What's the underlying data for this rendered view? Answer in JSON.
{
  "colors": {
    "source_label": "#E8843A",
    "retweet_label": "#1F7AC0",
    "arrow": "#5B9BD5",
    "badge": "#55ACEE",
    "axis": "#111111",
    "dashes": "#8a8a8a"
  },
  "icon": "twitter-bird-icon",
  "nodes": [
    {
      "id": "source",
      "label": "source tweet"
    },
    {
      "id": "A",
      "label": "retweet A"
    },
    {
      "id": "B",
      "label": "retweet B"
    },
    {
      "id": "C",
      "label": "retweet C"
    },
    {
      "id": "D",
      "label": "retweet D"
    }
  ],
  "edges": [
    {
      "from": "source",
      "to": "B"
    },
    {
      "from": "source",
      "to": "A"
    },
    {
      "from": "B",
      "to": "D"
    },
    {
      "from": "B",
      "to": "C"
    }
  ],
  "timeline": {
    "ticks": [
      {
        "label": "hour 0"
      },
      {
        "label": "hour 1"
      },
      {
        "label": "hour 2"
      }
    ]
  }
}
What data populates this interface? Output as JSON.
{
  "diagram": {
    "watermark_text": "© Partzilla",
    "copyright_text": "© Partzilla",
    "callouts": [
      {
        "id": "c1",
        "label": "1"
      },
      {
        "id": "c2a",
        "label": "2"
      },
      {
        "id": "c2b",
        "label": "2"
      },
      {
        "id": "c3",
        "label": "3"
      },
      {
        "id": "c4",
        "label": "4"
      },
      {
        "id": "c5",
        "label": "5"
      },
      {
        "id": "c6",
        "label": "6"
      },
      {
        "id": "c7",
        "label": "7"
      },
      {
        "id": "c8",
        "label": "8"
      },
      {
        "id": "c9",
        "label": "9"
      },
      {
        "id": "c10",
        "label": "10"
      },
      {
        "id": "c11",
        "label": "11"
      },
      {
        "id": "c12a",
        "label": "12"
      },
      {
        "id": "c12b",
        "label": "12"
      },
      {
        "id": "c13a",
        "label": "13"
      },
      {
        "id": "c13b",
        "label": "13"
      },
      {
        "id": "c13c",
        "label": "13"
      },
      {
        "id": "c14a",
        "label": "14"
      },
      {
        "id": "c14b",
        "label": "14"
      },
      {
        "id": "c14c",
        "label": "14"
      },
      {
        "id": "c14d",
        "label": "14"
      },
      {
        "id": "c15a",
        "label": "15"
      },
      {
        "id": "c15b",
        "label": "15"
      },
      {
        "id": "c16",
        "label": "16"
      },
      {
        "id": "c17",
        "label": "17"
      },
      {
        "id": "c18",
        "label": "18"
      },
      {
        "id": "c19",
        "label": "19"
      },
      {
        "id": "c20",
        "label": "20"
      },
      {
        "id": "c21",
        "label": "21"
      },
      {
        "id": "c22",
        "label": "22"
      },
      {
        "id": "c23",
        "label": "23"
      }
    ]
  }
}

DIRECTIONS:
Give the number of lines in the records that contain the string "JSON", and nothing besides.

FINAL RESULT:
2